Help making Scraper (1 Viewer)

Schenk2302

Portal Pro
September 12, 2008
50
14
Bonn
Home Country
Germany Germany
Hi,

i try to make a scraper for cinefacts.de. i´m on my first attemp, so there should be only the search thing in it.

My regex is fine for the search site, but i can't get the movie search to work. it only finds one movie title if i wrote zufaellig verheiratet not for Zufällig verheiratet and the date is always (9999). Maybe one of you guys could take a look in it and try, to tell me what´s wrong and how to setup this.

Here' the code:
Code:
<action name="search">
    
    <set name="offset" value="0" />
    
    <!-- Regular Expressions -->

    <set name="rx_search_results">
      <![CDATA[
      <a href="/kino/(?<movieID>.+)/(?<movieAKA>.+)/filmdetails.html">\s+<b title="(?<movieTitle>.+?)"\s.+\s+\D+(?<movieYear>\d{4})
      ]]>
    </set>

    <!-- Retrieve results using Title -->
    <retrieve name="search_page" url="http://www.cinefacts.de/suche/suche.php?name=${search.title:safe}" />

    <!-- if we got a details page, this is used. if not, regex does not match so we dont process the loop-->
    <parse name="details_page_block" input="${search_page}" regex="${rx_search_results}"/>
        <if test="details_page_block[0][0]!=">
            <loop name="item_return" on="details_page_block">
              <add name="counter" value1="${count}" value2="${offset}" />
                  <set name="movie[${counter}].title" value="${item_return[2]:htmldecode}"/>
                  <set name="movie[${counter}].alternate_titles" value="${item_return[1]:htmldecode}" />
                  <!-- tests the existance of a year before trying to put on in the movie info -->
                  <if test="${item_return[3]}!=">
                      <set name="movie[${counter}].year" value="${item_return[3]:htmldecode}"/>
                  </if>
              <set name="movie[${counter}].site_id" value="${item_return[0]}"/>
              <set name="movie[${counter}].details_url" value="http://www.cinefacts.de/kino/${item_return[0]}/${item_return[1]}/filmdetails.html"/>
                  <subtract name="movie[${counter}].popularity" value1="100" value2="${counter}"/>
            </loop>
        </if>

  </action>
  
</ScriptableScraper>

Muchas gracias

Schenk
 

LRFalk01

Portal Pro
August 27, 2007
257
92
39
Home Country
United States of America United States of America
Try this out:

Code:
<action name="search">
    
    <set name="offset" value="0" />
    
    <!-- Regular Expressions -->

    <set name="rx_search_results">
      <![CDATA[
      <a\shref="/kino/(?<movieID>[\d]+)[^<]+[^>]+>(?<movieTitle>[^<]+)[^\n]+\n[^O]+OT..(?<movieOT>[^<]+)[^\d]+(?<movieYear>\d{4})

> _SUPPLIED ENTRIES_:
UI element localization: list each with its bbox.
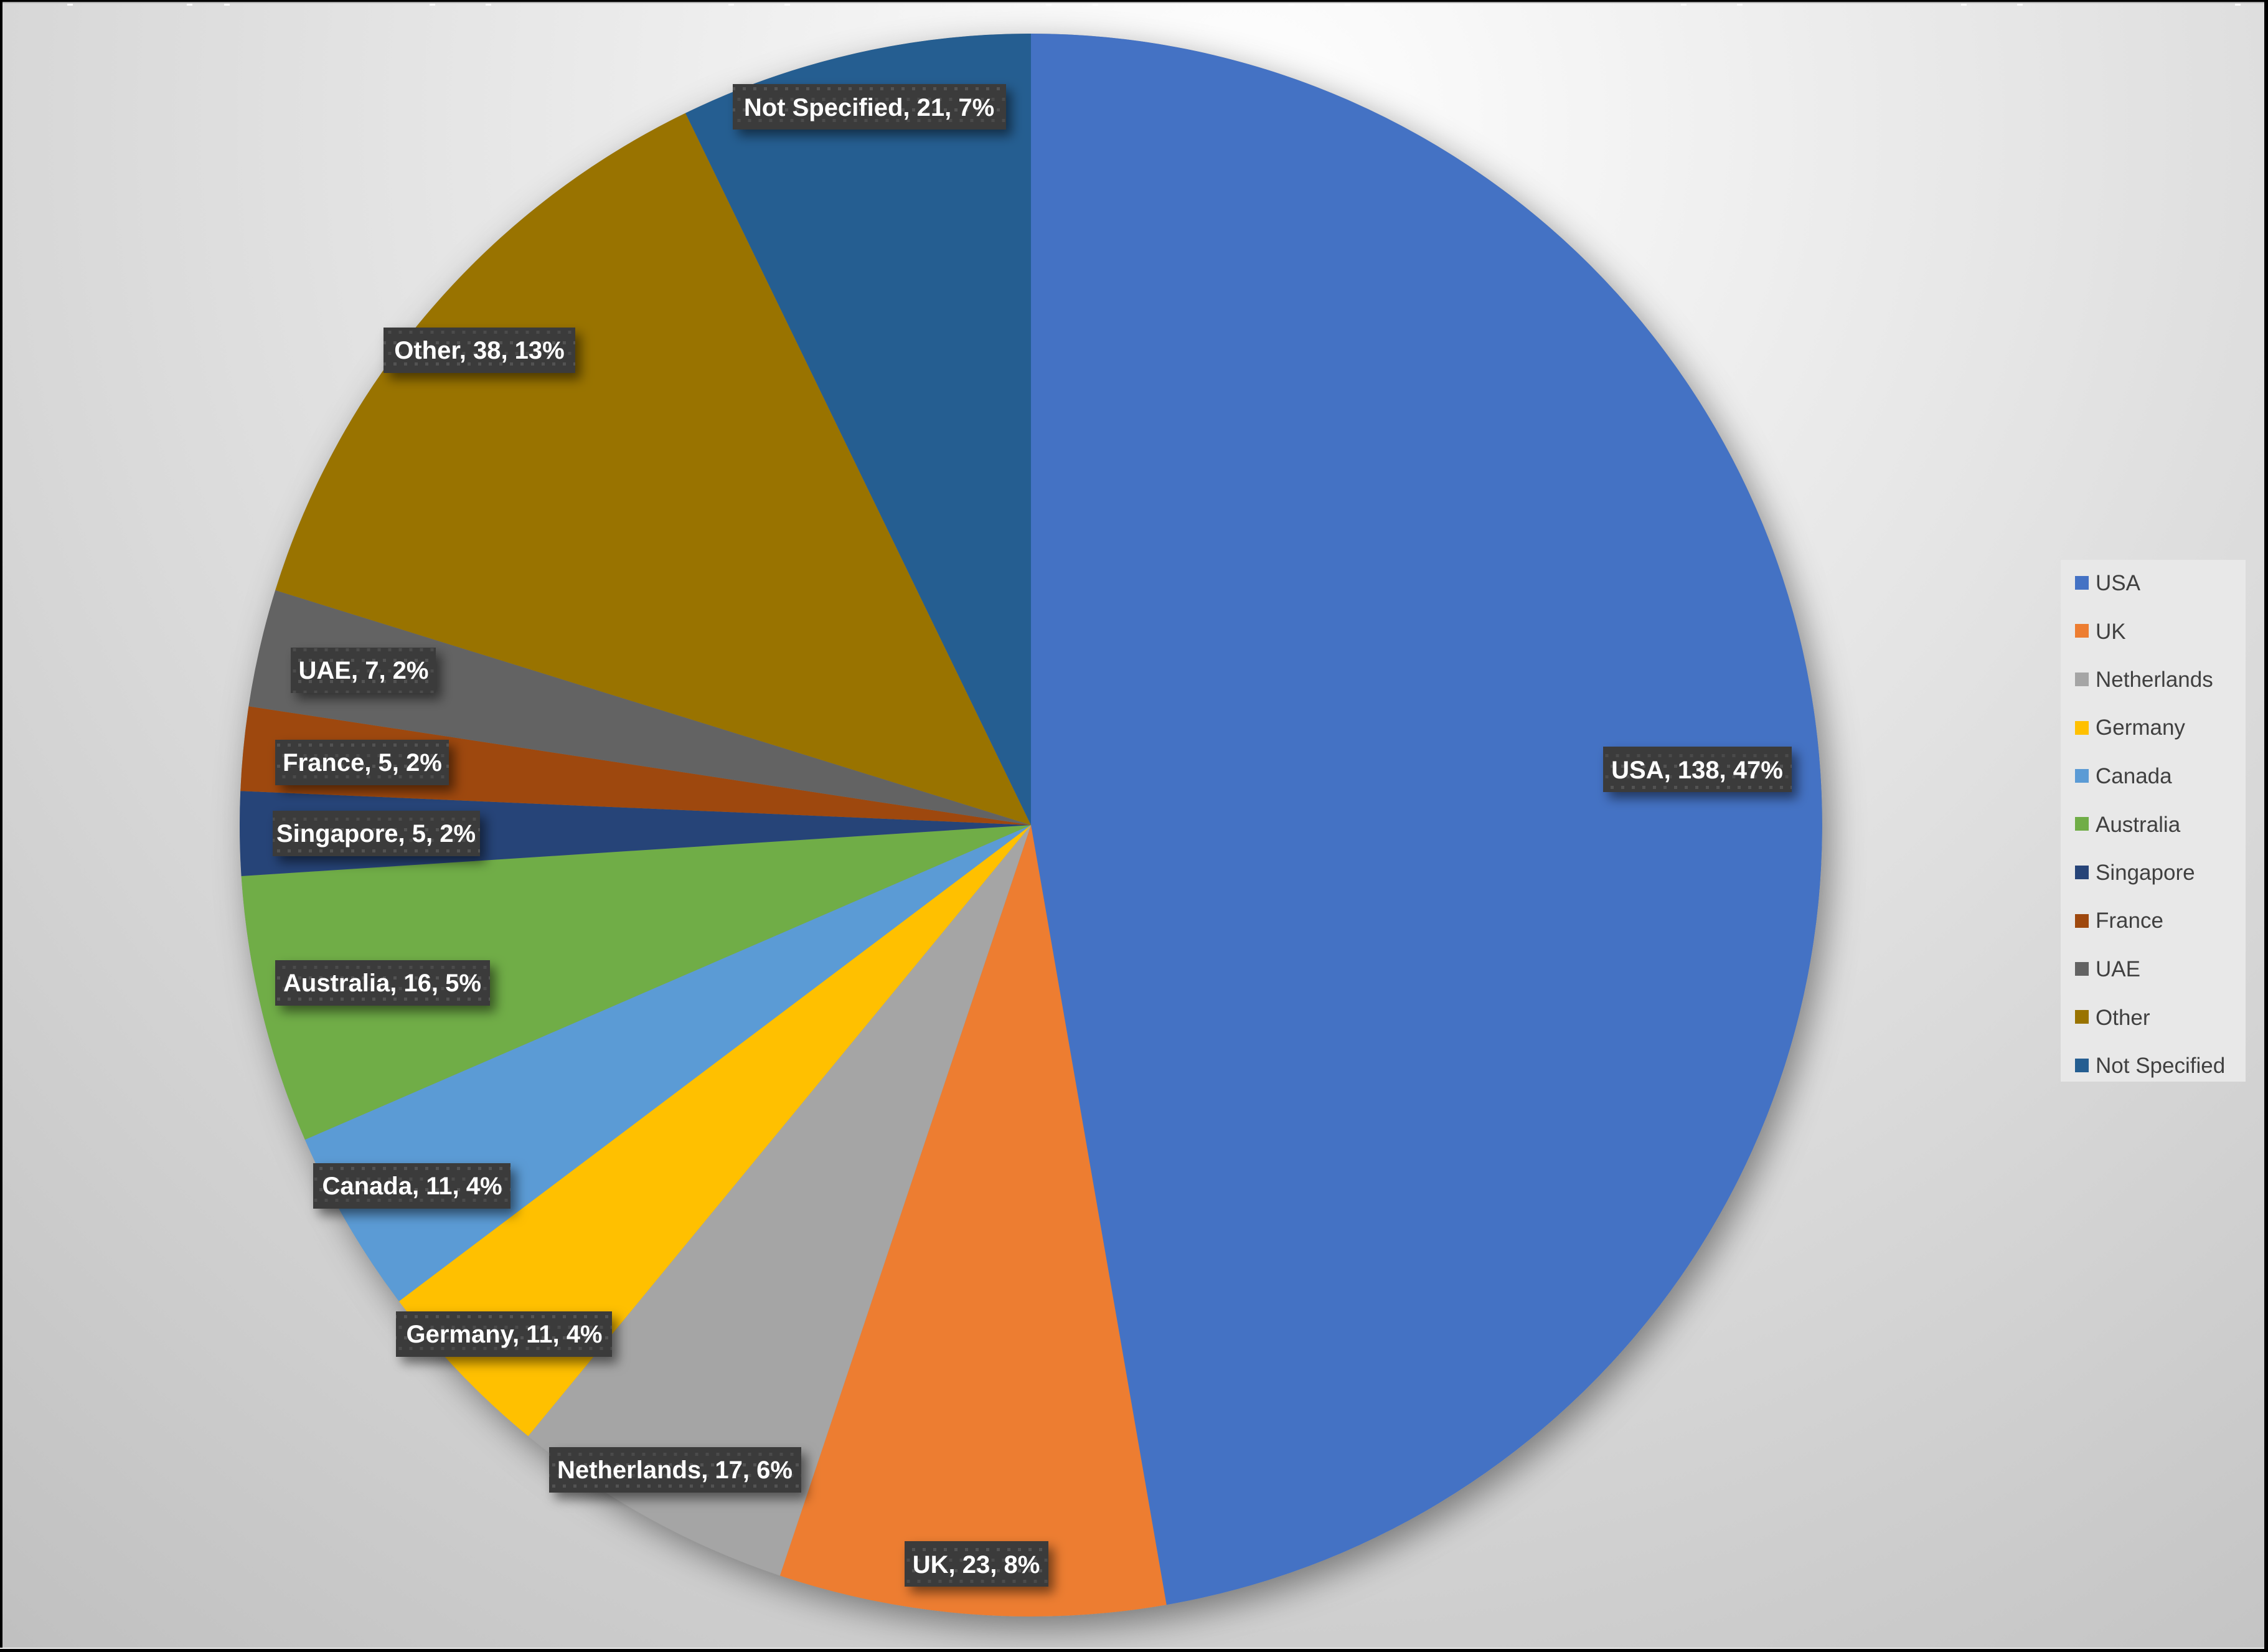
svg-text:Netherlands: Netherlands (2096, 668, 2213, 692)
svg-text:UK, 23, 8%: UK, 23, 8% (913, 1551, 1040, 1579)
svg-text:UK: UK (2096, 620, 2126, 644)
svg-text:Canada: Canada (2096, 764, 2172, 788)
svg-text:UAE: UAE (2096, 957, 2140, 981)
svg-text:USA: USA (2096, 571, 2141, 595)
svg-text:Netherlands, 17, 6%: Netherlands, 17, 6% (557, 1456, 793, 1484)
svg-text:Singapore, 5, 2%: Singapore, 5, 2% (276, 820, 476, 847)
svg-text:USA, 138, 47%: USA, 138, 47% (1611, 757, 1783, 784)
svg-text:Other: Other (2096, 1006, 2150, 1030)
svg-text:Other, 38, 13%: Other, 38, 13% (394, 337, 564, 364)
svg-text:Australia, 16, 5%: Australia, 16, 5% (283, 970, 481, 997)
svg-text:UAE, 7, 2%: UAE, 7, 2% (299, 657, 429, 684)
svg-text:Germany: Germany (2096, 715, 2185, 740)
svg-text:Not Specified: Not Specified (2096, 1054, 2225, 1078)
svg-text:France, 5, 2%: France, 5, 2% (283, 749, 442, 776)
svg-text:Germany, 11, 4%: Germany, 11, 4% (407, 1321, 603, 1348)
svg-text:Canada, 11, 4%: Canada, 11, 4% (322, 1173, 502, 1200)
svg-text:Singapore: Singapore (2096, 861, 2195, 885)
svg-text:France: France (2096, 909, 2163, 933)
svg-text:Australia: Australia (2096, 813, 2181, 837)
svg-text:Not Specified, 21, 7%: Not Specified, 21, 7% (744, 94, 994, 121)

...

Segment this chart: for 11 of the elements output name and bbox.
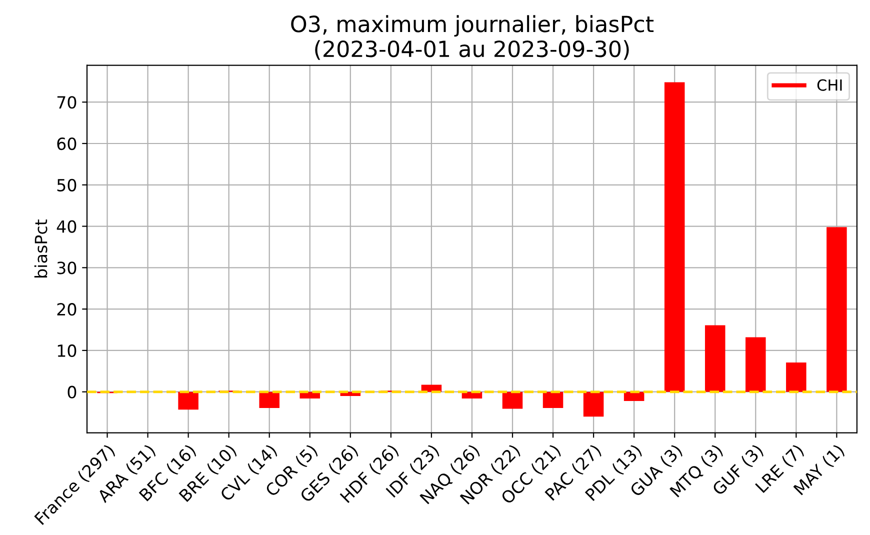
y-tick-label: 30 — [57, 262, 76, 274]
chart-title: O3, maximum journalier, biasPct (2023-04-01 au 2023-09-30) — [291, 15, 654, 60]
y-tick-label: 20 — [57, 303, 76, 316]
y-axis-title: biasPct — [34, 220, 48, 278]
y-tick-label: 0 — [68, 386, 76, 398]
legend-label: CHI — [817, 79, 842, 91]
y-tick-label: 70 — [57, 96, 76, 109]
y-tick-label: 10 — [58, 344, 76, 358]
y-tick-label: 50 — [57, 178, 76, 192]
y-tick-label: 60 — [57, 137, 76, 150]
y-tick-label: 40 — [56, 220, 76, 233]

> _WHAT IS ASKED_:
Summarize the thread in two sentences. The listing plays no part in this exercise.

> _FULL RESPONSE_:
A user attempting a first scraper for cinefacts.de, limited to the search function, reports that the regex works on the search site but the movie search does not work properly and the date always appears as (9999). Another user replies with a revised version of the search action code to try.